Given task
Reproduce the stretch of the listing from the line containing "t2y-cell-xz: 3 bbox=[566, 241, 577, 262]" through the line containing "t1x-cell-zx: 7 bbox=[298, 131, 309, 152]", both included, with each line unchanged.

Data provided
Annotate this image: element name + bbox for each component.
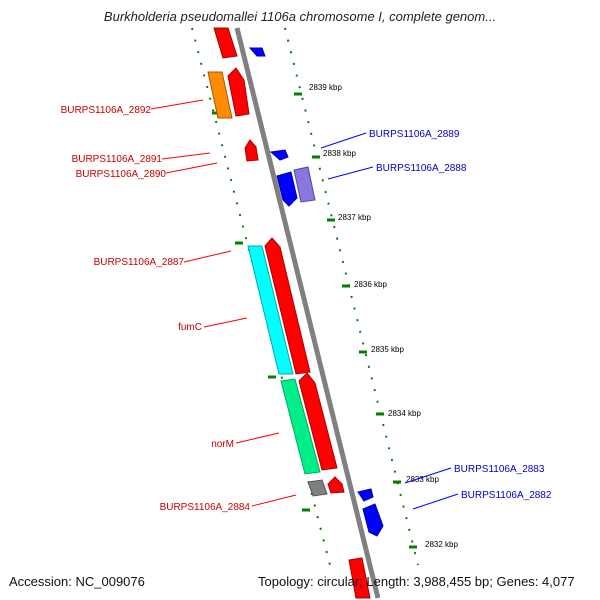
gene-arrow-norM xyxy=(298,372,338,471)
gene-arrow-2887 xyxy=(264,237,311,375)
gene-arrow-grey xyxy=(307,479,328,497)
forward-strand-features xyxy=(207,27,371,599)
gene-arrow-blue-top xyxy=(248,47,266,57)
gene-arrow-cyan xyxy=(247,245,294,375)
gene-arrow-2892 xyxy=(227,67,250,117)
leader-lines xyxy=(150,99,459,510)
tick-label: 2836 kbp xyxy=(354,280,387,289)
tick-label: 2837 kbp xyxy=(338,213,371,222)
tick-label: 2834 kbp xyxy=(388,409,421,418)
major-ticks xyxy=(212,92,417,549)
tick-label: 2835 kbp xyxy=(371,345,404,354)
gene-arrow-bottom xyxy=(348,557,371,599)
reverse-strand-features xyxy=(248,47,384,537)
gene-arrow-orange xyxy=(207,71,233,119)
topology-text: Topology: circular; Length: 3,988,455 bp… xyxy=(258,574,575,589)
gene-arrow-2884 xyxy=(327,476,345,494)
gene-arrow-2882 xyxy=(362,503,384,537)
gene-label: fumC xyxy=(178,322,202,333)
gene-arrow-2888 xyxy=(293,166,316,203)
gene-label: BURPS1106A_2890 xyxy=(76,169,167,180)
tick-label: 2838 kbp xyxy=(323,149,356,158)
gene-arrow-top xyxy=(213,27,238,59)
gene-label: BURPS1106A_2887 xyxy=(94,257,185,268)
gene-arrow-norM-green xyxy=(280,378,321,475)
map-title: Burkholderia pseudomallei 1106a chromoso… xyxy=(103,9,497,24)
gene-label: BURPS1106A_2884 xyxy=(160,502,251,513)
chromosome-backbone xyxy=(234,27,381,599)
tick-label: 2833 kbp xyxy=(406,475,439,484)
accession-text: Accession: NC_009076 xyxy=(9,574,145,589)
gene-arrow-2889 xyxy=(269,149,289,161)
tick-label: 2832 kbp xyxy=(425,540,458,549)
gene-arrow-2891 xyxy=(244,139,259,162)
outer-ruler-dots xyxy=(284,27,419,566)
gene-arrow-blue xyxy=(276,171,298,207)
gene-label: BURPS1106A_2883 xyxy=(454,464,545,475)
gene-label: BURPS1106A_2891 xyxy=(72,154,163,165)
gene-label: BURPS1106A_2882 xyxy=(461,490,552,501)
gene-label: BURPS1106A_2889 xyxy=(369,129,460,140)
gene-label: BURPS1106A_2892 xyxy=(61,105,152,116)
gene-labels: BURPS1106A_2892 BURPS1106A_2891 BURPS110… xyxy=(61,105,552,513)
gene-label: BURPS1106A_2888 xyxy=(376,163,467,174)
tick-labels: 2839 kbp 2838 kbp 2837 kbp 2836 kbp 2835… xyxy=(309,83,458,549)
gene-label: norM xyxy=(211,439,234,450)
tick-label: 2839 kbp xyxy=(309,83,342,92)
gene-arrow-2883 xyxy=(357,488,374,502)
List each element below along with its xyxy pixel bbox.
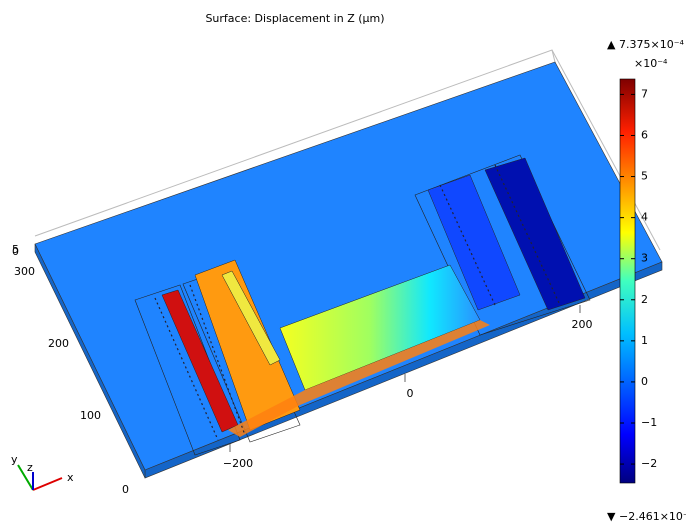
x-axis-label: 200 [572, 318, 593, 331]
colorbar-tick-label: 5 [641, 170, 648, 183]
triad-y: y [11, 453, 18, 466]
colorbar-max: 7.375×10⁻⁴ [619, 38, 685, 51]
colorbar-tick-label: −1 [641, 416, 657, 429]
y-axis-label: 300 [14, 265, 35, 278]
z-axis-label: 0 [12, 245, 19, 258]
colorbar-tick-label: 7 [641, 87, 648, 100]
colorbar-tick-label: 0 [641, 375, 648, 388]
colorbar [620, 79, 635, 483]
colorbar-tick-label: −2 [641, 457, 657, 470]
colorbar-tick-label: 2 [641, 293, 648, 306]
axis-triad: x y z [11, 453, 74, 490]
colorbar-max-arrow: ▲ [607, 38, 616, 51]
colorbar-tick-label: 1 [641, 334, 648, 347]
colorbar-min-arrow: ▼ [607, 510, 616, 523]
y-axis-label: 100 [80, 409, 101, 422]
y-axis-label: 200 [48, 337, 69, 350]
colorbar-tick-label: 6 [641, 128, 648, 141]
plot-window: Surface: Displacement in Z (µm) ▲ 7.375×… [0, 0, 686, 524]
colorbar-tick-label: 3 [641, 252, 648, 265]
x-axis-label: −200 [223, 457, 253, 470]
colorbar-min: −2.461×10⁻⁴ [619, 510, 686, 523]
x-axis-label: 0 [407, 387, 414, 400]
triad-z: z [27, 461, 33, 474]
colorbar-tick-label: 4 [641, 211, 648, 224]
y-axis-label: 0 [122, 483, 129, 496]
plot-title: Surface: Displacement in Z (µm) [205, 12, 384, 25]
triad-x: x [67, 471, 74, 484]
colorbar-multiplier: ×10⁻⁴ [634, 57, 668, 70]
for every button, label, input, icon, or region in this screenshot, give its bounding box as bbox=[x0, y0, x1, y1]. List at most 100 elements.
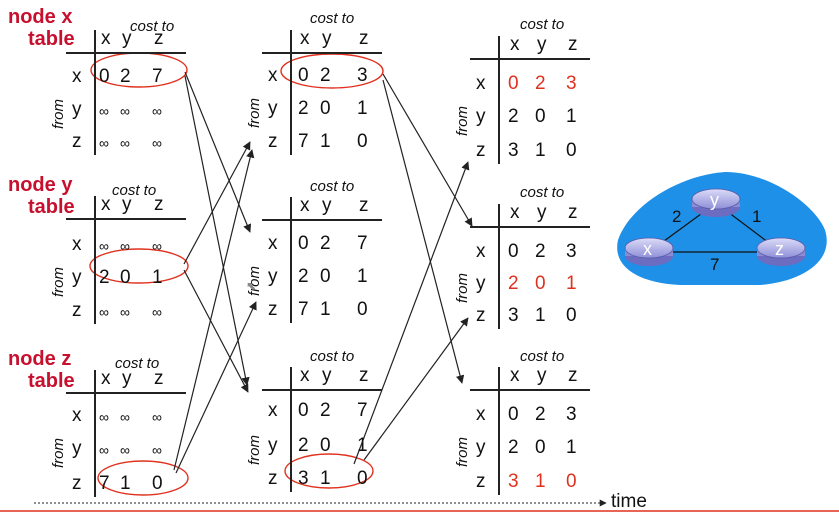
t2y-cell-xz: 3 bbox=[566, 241, 577, 262]
node-x-subtitle: table bbox=[28, 28, 75, 50]
t2x-cell-yy: 0 bbox=[535, 106, 546, 127]
t0y-col-header-y: y bbox=[122, 194, 132, 215]
t2x-row-rule bbox=[498, 36, 500, 164]
t2y-row-label-x: x bbox=[476, 241, 486, 262]
t1y-row-label-z: z bbox=[268, 299, 278, 320]
t0z-row-label-z: z bbox=[72, 473, 82, 494]
t1y-cell-xy: 2 bbox=[320, 233, 331, 254]
t1z-cell-zy: 1 bbox=[320, 468, 331, 489]
t1y-col-header-y: y bbox=[322, 195, 332, 216]
router-z-label: z bbox=[775, 239, 784, 259]
t2z-cell-yx: 2 bbox=[508, 437, 519, 458]
arrow-t0x-to-t1z bbox=[184, 75, 250, 386]
t1z-row-label-z: z bbox=[268, 468, 278, 489]
t1x-col-header-y: y bbox=[322, 28, 332, 49]
t2z-from-label: from bbox=[454, 437, 471, 467]
t2x-cell-yx: 2 bbox=[508, 106, 519, 127]
t1y-cell-zz: 0 bbox=[357, 299, 368, 320]
t0y-row-label-y: y bbox=[72, 267, 82, 288]
t0y-cell-xx: ∞ bbox=[99, 238, 110, 254]
node-z-title: node z bbox=[8, 348, 72, 370]
t2y-cell-yx: 2 bbox=[508, 273, 519, 294]
t2x-cell-xx: 0 bbox=[508, 73, 519, 94]
t1x-cell-xy: 2 bbox=[320, 65, 331, 86]
arrow-t0z-to-t1x bbox=[173, 149, 255, 471]
t2y-cell-yz: 1 bbox=[566, 273, 577, 294]
t1x-col-header-x: x bbox=[300, 28, 310, 49]
t1x-cell-zx: 7 bbox=[298, 131, 309, 152]
node-y-title: node y bbox=[8, 174, 73, 196]
t1z-col-header-x: x bbox=[300, 365, 310, 386]
t2x-cell-zz: 0 bbox=[566, 140, 577, 161]
t0y-cell-yx: 2 bbox=[99, 267, 110, 288]
router-x-label: x bbox=[643, 239, 652, 259]
t0y-cell-zz: ∞ bbox=[152, 304, 163, 320]
t1z-cell-xy: 2 bbox=[320, 400, 331, 421]
t1y-row-label-y: y bbox=[268, 266, 278, 287]
t0x-cell-xz: 7 bbox=[152, 66, 163, 87]
t1x-cell-zy: 1 bbox=[320, 131, 331, 152]
t1y-cell-xx: 0 bbox=[298, 233, 309, 254]
t0y-col-header-x: x bbox=[101, 194, 111, 215]
t2x-row-label-z: z bbox=[476, 140, 486, 161]
t0x-col-header-x: x bbox=[101, 28, 111, 49]
t2z-row-label-z: z bbox=[476, 471, 486, 492]
t1y-col-header-x: x bbox=[300, 195, 310, 216]
t1z-cell-zx: 3 bbox=[298, 468, 309, 489]
t2x-col-header-x: x bbox=[510, 34, 520, 55]
t2x-cost-to-label: cost to bbox=[520, 16, 565, 33]
t2y-cell-xx: 0 bbox=[508, 241, 519, 262]
t1x-cost-to-label: cost to bbox=[310, 10, 355, 27]
t1z-row-rule bbox=[290, 367, 292, 492]
t0y-row-label-x: x bbox=[72, 234, 82, 255]
t1x-header-rule bbox=[262, 52, 382, 54]
router-y-top bbox=[691, 188, 741, 210]
edge-cost-y-z: 1 bbox=[752, 207, 761, 226]
t0z-cell-xx: ∞ bbox=[99, 409, 110, 425]
t0x-row-label-z: z bbox=[72, 131, 82, 152]
t1z-col-header-y: y bbox=[322, 365, 332, 386]
ellipse-t1x-row-x bbox=[280, 53, 384, 89]
t0y-cell-xz: ∞ bbox=[152, 238, 163, 254]
t1y-cost-to-label: cost to bbox=[310, 178, 355, 195]
t2y-col-header-y: y bbox=[537, 202, 547, 223]
t2z-row-rule bbox=[498, 367, 500, 495]
t1z-cell-yx: 2 bbox=[298, 435, 309, 456]
t0z-col-header-x: x bbox=[101, 368, 111, 389]
t0y-cell-xy: ∞ bbox=[120, 238, 131, 254]
arrow-t1x-to-t2z bbox=[382, 79, 465, 384]
t0z-row-rule bbox=[94, 370, 96, 497]
t2z-cell-zy: 1 bbox=[535, 471, 546, 492]
t1y-cell-zx: 7 bbox=[298, 299, 309, 320]
t1x-cell-xz: 3 bbox=[357, 65, 368, 86]
t0x-cell-zx: ∞ bbox=[99, 135, 110, 151]
t2x-from-label: from bbox=[454, 106, 471, 136]
t2z-cell-xy: 2 bbox=[535, 404, 546, 425]
t0y-cell-zy: ∞ bbox=[120, 304, 131, 320]
t0x-col-header-y: y bbox=[122, 28, 132, 49]
router-z-top bbox=[756, 237, 806, 259]
t0z-cost-to-label: cost to bbox=[115, 355, 160, 372]
node-z-subtitle: table bbox=[28, 370, 75, 392]
t2z-col-header-z: z bbox=[568, 365, 578, 386]
t1y-cell-zy: 1 bbox=[320, 299, 331, 320]
t1y-col-header-z: z bbox=[359, 195, 369, 216]
t0z-cell-zy: 1 bbox=[120, 473, 131, 494]
t2x-cell-yz: 1 bbox=[566, 106, 577, 127]
arrow-t0x-to-t1y bbox=[184, 71, 252, 233]
t0x-row-rule bbox=[94, 30, 96, 155]
t0y-row-rule bbox=[94, 196, 96, 324]
t0z-header-rule bbox=[66, 392, 186, 394]
t0x-cell-xx: 0 bbox=[99, 66, 110, 87]
t2x-cell-xy: 2 bbox=[535, 73, 546, 94]
t0z-cell-xz: ∞ bbox=[152, 409, 163, 425]
t0y-cell-yy: 0 bbox=[120, 267, 131, 288]
t2z-cost-to-label: cost to bbox=[520, 348, 565, 365]
t1x-from-label: from bbox=[246, 98, 263, 128]
t2x-cell-zy: 1 bbox=[535, 140, 546, 161]
t0x-cell-zy: ∞ bbox=[120, 135, 131, 151]
t2y-row-label-z: z bbox=[476, 305, 486, 326]
t2y-cell-zx: 3 bbox=[508, 305, 519, 326]
mouse-cursor-icon: ⬉ bbox=[246, 279, 257, 293]
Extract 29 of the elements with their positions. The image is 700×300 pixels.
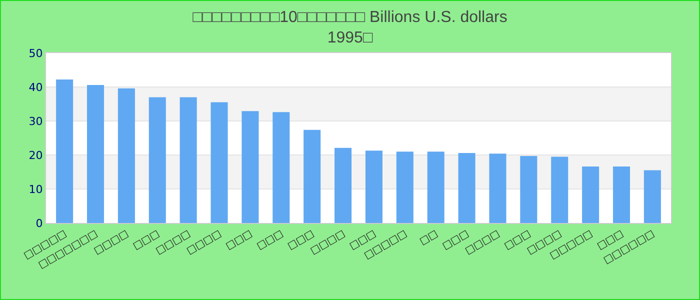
bar: [396, 152, 414, 223]
y-tick-label: 30: [28, 114, 43, 128]
bar: [427, 152, 444, 223]
bar: [272, 112, 290, 223]
bar: [458, 152, 476, 223]
y-tick-label: 50: [28, 46, 43, 60]
bar: [148, 97, 166, 223]
bar: [612, 166, 630, 223]
bar: [180, 97, 197, 223]
bar: [520, 156, 538, 223]
bar: [242, 111, 259, 223]
y-tick-label: 40: [28, 80, 43, 94]
bar: [56, 80, 74, 223]
bar: [304, 130, 321, 223]
y-tick-label: 20: [28, 148, 43, 162]
bar: [210, 102, 228, 223]
chart-subtitle: 1995□: [327, 30, 373, 47]
bar: [582, 166, 600, 223]
bar: [644, 170, 661, 223]
bar: [551, 156, 568, 223]
bar: [489, 154, 506, 223]
bar: [365, 150, 382, 223]
chart-title: □□□□□□□□□10□□□□□□□ Billions U.S. dollars: [192, 8, 508, 26]
y-tick-label: 10: [28, 182, 43, 196]
y-tick-label: 0: [36, 216, 43, 230]
bar: [118, 88, 135, 223]
bar: [334, 148, 352, 223]
x-tick-label: □□: [418, 228, 440, 248]
bar: [87, 84, 104, 223]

Completed task
t2y-cell-xz: 3 bbox=[566, 241, 577, 262]
node-x-subtitle: table bbox=[28, 28, 75, 50]
t2x-cell-yy: 0 bbox=[535, 106, 546, 127]
t0y-col-header-y: y bbox=[122, 194, 132, 215]
t2x-row-rule bbox=[498, 36, 500, 164]
t2y-row-label-x: x bbox=[476, 241, 486, 262]
t1y-row-label-z: z bbox=[268, 299, 278, 320]
t0z-row-label-z: z bbox=[72, 473, 82, 494]
t1y-cell-xy: 2 bbox=[320, 233, 331, 254]
t1z-cell-zy: 1 bbox=[320, 468, 331, 489]
t1y-col-header-y: y bbox=[322, 195, 332, 216]
router-z-label: z bbox=[775, 239, 784, 259]
t2z-cell-yx: 2 bbox=[508, 437, 519, 458]
arrow-t0x-to-t1z bbox=[184, 75, 250, 386]
t1z-row-label-z: z bbox=[268, 468, 278, 489]
t1x-col-header-y: y bbox=[322, 28, 332, 49]
t2z-from-label: from bbox=[454, 437, 471, 467]
t2x-cell-yx: 2 bbox=[508, 106, 519, 127]
t1y-cell-zz: 0 bbox=[357, 299, 368, 320]
t0y-row-label-y: y bbox=[72, 267, 82, 288]
t0y-cell-xx: ∞ bbox=[99, 238, 110, 254]
node-z-title: node z bbox=[8, 348, 72, 370]
t2y-cell-yx: 2 bbox=[508, 273, 519, 294]
t2x-cell-xx: 0 bbox=[508, 73, 519, 94]
t1x-cell-xy: 2 bbox=[320, 65, 331, 86]
arrow-t0z-to-t1x bbox=[173, 149, 255, 471]
t2y-cell-yz: 1 bbox=[566, 273, 577, 294]
t1x-col-header-x: x bbox=[300, 28, 310, 49]
t1x-cell-zx: 7 bbox=[298, 131, 309, 152]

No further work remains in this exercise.